Given instruction:
Only the pictures are left out: repeat the rest of the entries exactly.

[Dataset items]
--- Start ---
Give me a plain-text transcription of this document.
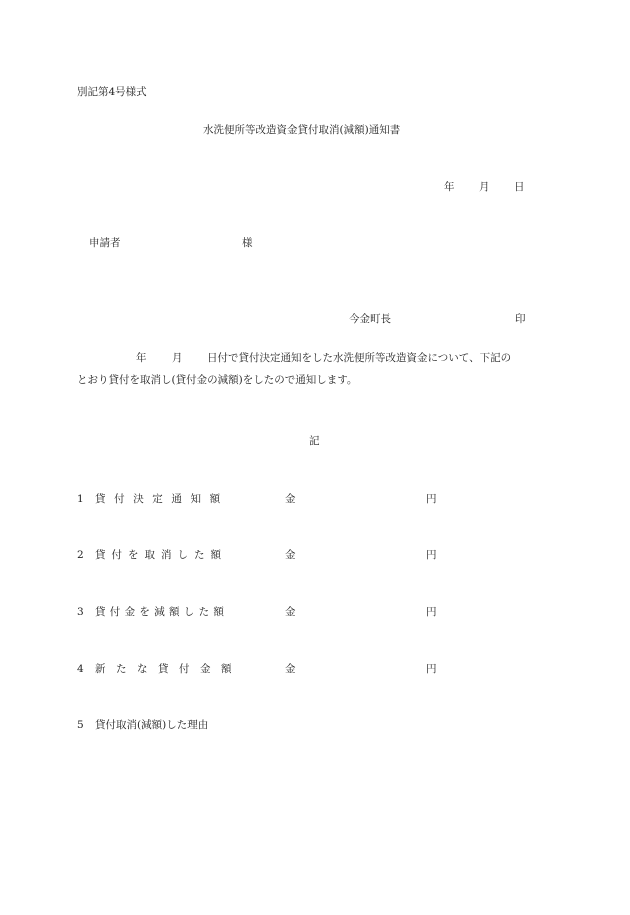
別記第4号様式
水洗便所等改造資金貸付取消(減額)通知書
年 月 日
申請者	様
今金町長	印
年 月 日付で貸付決定通知をした水洗便所等改造資金について、下記の
とおり貸付を取消し(貸付金の減額)をしたので通知します。
記
1 貸付決定通知額	金	円
2 貸付を取消した額	金	円
3 貸付金を減額した額	金	円
4 新たな貸付金額	金	円
5 貸付取消(減額)した理由
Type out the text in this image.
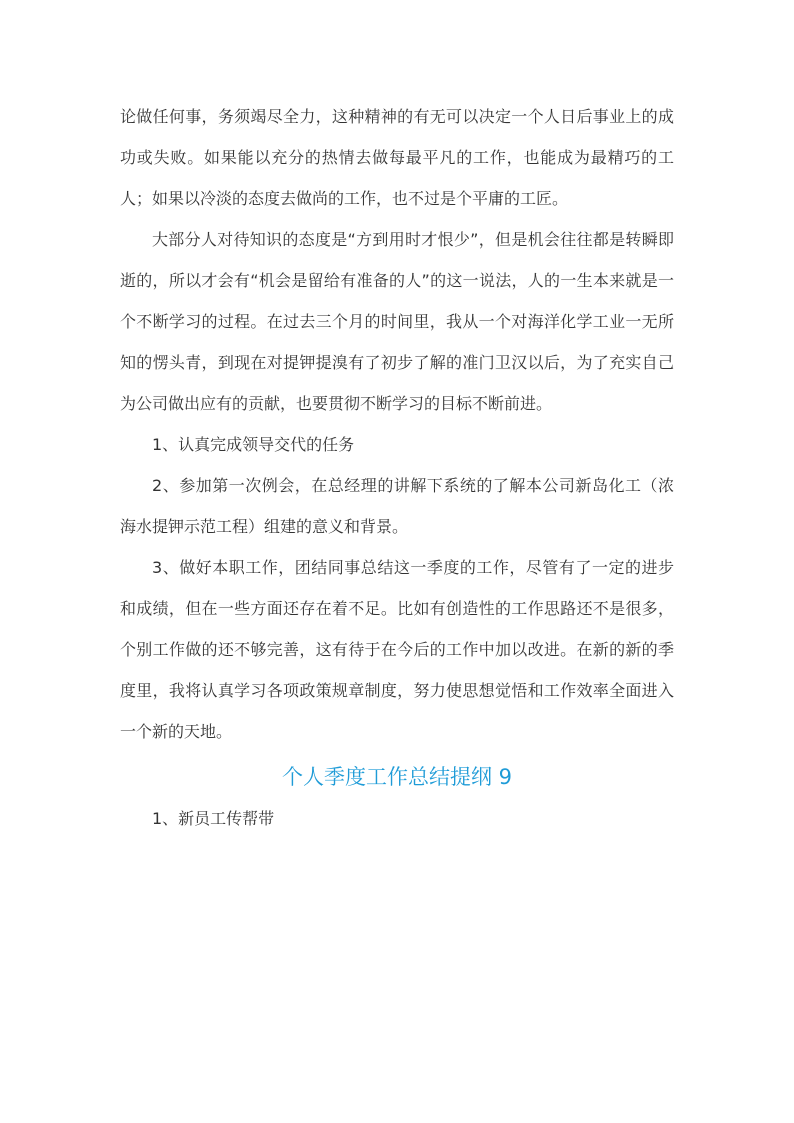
论做任何事，务须竭尽全力，这种精神的有无可以决定一个人日后事业上的成功或失败。如果能以充分的热情去做每最平凡的工作，也能成为最精巧的工人；如果以冷淡的态度去做尚的工作，也不过是个平庸的工匠。

大部分人对待知识的态度是“方到用时才恨少”，但是机会往往都是转瞬即逝的，所以才会有“机会是留给有准备的人”的这一说法，人的一生本来就是一个不断学习的过程。在过去三个月的时间里，我从一个对海洋化学工业一无所知的愣头青，到现在对提钾提溴有了初步了解的准门卫汉以后，为了充实自己为公司做出应有的贡献，也要贯彻不断学习的目标不断前进。

1、认真完成领导交代的任务

2、参加第一次例会，在总经理的讲解下系统的了解本公司新岛化工（浓海水提钾示范工程）组建的意义和背景。

3、做好本职工作，团结同事总结这一季度的工作，尽管有了一定的进步和成绩，但在一些方面还存在着不足。比如有创造性的工作思路还不是很多，个别工作做的还不够完善，这有待于在今后的工作中加以改进。在新的新的季度里，我将认真学习各项政策规章制度，努力使思想觉悟和工作效率全面进入一个新的天地。

个人季度工作总结提纲 9

1、新员工传帮带
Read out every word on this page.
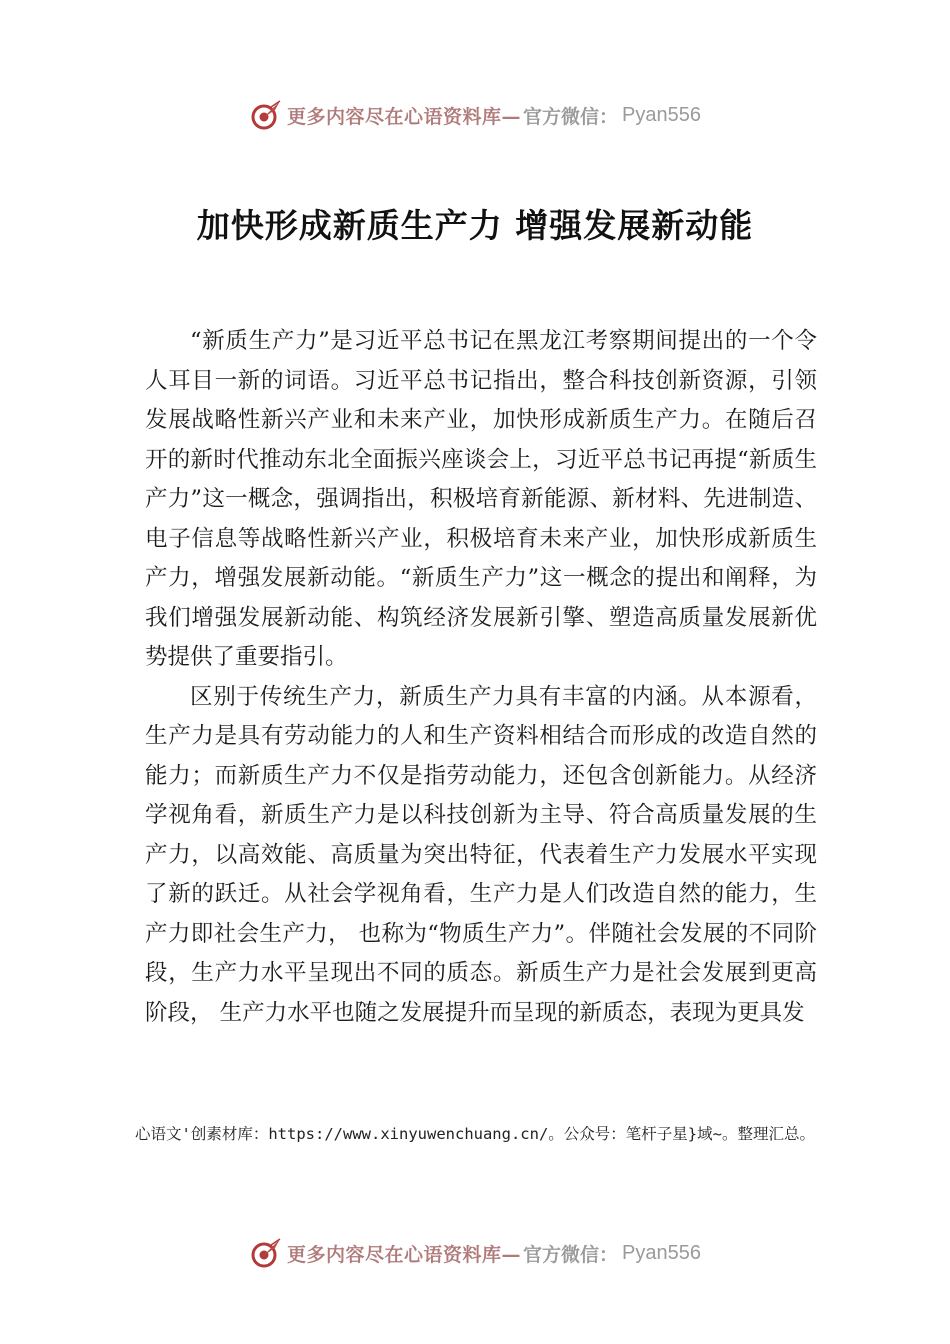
更多内容尽在心语资料库— 官方微信： Pyan556
加快形成新质生产力 增强发展新动能

“新质生产力”是习近平总书记在黑龙江考察期间提出的一个令人耳目一新的词语。习近平总书记指出，整合科技创新资源，引领发展战略性新兴产业和未来产业，加快形成新质生产力。在随后召开的新时代推动东北全面振兴座谈会上，习近平总书记再提“新质生产力”这一概念，强调指出，积极培育新能源、新材料、先进制造、电子信息等战略性新兴产业，积极培育未来产业，加快形成新质生产力，增强发展新动能。“新质生产力”这一概念的提出和阐释，为我们增强发展新动能、构筑经济发展新引擎、塑造高质量发展新优势提供了重要指引。

区别于传统生产力，新质生产力具有丰富的内涵。从本源看，生产力是具有劳动能力的人和生产资料相结合而形成的改造自然的能力；而新质生产力不仅是指劳动能力，还包含创新能力。从经济学视角看，新质生产力是以科技创新为主导、符合高质量发展的生产力，以高效能、高质量为突出特征，代表着生产力发展水平实现了新的跃迁。从社会学视角看，生产力是人们改造自然的能力，生产力即社会生产力， 也称为“物质生产力”。伴随社会发展的不同阶段，生产力水平呈现出不同的质态。新质生产力是社会发展到更高阶段， 生产力水平也随之发展提升而呈现的新质态，表现为更具发

心语文'创素材库：https://www.xinyuwenchuang.cn/。公众号：笔杆子星}域~。整理汇总。
更多内容尽在心语资料库— 官方微信： Pyan556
--- End ---
Expected answer:
Give me a plain-text transcription of this document.
別記第4号様式
水洗便所等改造資金貸付取消(減額)通知書
年 月 日
申請者	様
今金町長	印
年 月 日付で貸付決定通知をした水洗便所等改造資金について、下記の
とおり貸付を取消し(貸付金の減額)をしたので通知します。
記
1 貸付決定通知額	金	円
2 貸付を取消した額	金	円
3 貸付金を減額した額	金	円
4 新たな貸付金額	金	円
5 貸付取消(減額)した理由
Type out the text in this image.
论做任何事，务须竭尽全力，这种精神的有无可以决定一个人日后事业上的成功或失败。如果能以充分的热情去做每最平凡的工作，也能成为最精巧的工人；如果以冷淡的态度去做尚的工作，也不过是个平庸的工匠。

大部分人对待知识的态度是“方到用时才恨少”，但是机会往往都是转瞬即逝的，所以才会有“机会是留给有准备的人”的这一说法，人的一生本来就是一个不断学习的过程。在过去三个月的时间里，我从一个对海洋化学工业一无所知的愣头青，到现在对提钾提溴有了初步了解的准门卫汉以后，为了充实自己为公司做出应有的贡献，也要贯彻不断学习的目标不断前进。

1、认真完成领导交代的任务

2、参加第一次例会，在总经理的讲解下系统的了解本公司新岛化工（浓海水提钾示范工程）组建的意义和背景。

3、做好本职工作，团结同事总结这一季度的工作，尽管有了一定的进步和成绩，但在一些方面还存在着不足。比如有创造性的工作思路还不是很多，个别工作做的还不够完善，这有待于在今后的工作中加以改进。在新的新的季度里，我将认真学习各项政策规章制度，努力使思想觉悟和工作效率全面进入一个新的天地。

个人季度工作总结提纲 9

1、新员工传帮带
Read out every word on this page.
更多内容尽在心语资料库— 官方微信： Pyan556
加快形成新质生产力 增强发展新动能

“新质生产力”是习近平总书记在黑龙江考察期间提出的一个令人耳目一新的词语。习近平总书记指出，整合科技创新资源，引领发展战略性新兴产业和未来产业，加快形成新质生产力。在随后召开的新时代推动东北全面振兴座谈会上，习近平总书记再提“新质生产力”这一概念，强调指出，积极培育新能源、新材料、先进制造、电子信息等战略性新兴产业，积极培育未来产业，加快形成新质生产力，增强发展新动能。“新质生产力”这一概念的提出和阐释，为我们增强发展新动能、构筑经济发展新引擎、塑造高质量发展新优势提供了重要指引。

区别于传统生产力，新质生产力具有丰富的内涵。从本源看，生产力是具有劳动能力的人和生产资料相结合而形成的改造自然的能力；而新质生产力不仅是指劳动能力，还包含创新能力。从经济学视角看，新质生产力是以科技创新为主导、符合高质量发展的生产力，以高效能、高质量为突出特征，代表着生产力发展水平实现了新的跃迁。从社会学视角看，生产力是人们改造自然的能力，生产力即社会生产力， 也称为“物质生产力”。伴随社会发展的不同阶段，生产力水平呈现出不同的质态。新质生产力是社会发展到更高阶段， 生产力水平也随之发展提升而呈现的新质态，表现为更具发

心语文'创素材库：https://www.xinyuwenchuang.cn/。公众号：笔杆子星}域~。整理汇总。
更多内容尽在心语资料库— 官方微信： Pyan556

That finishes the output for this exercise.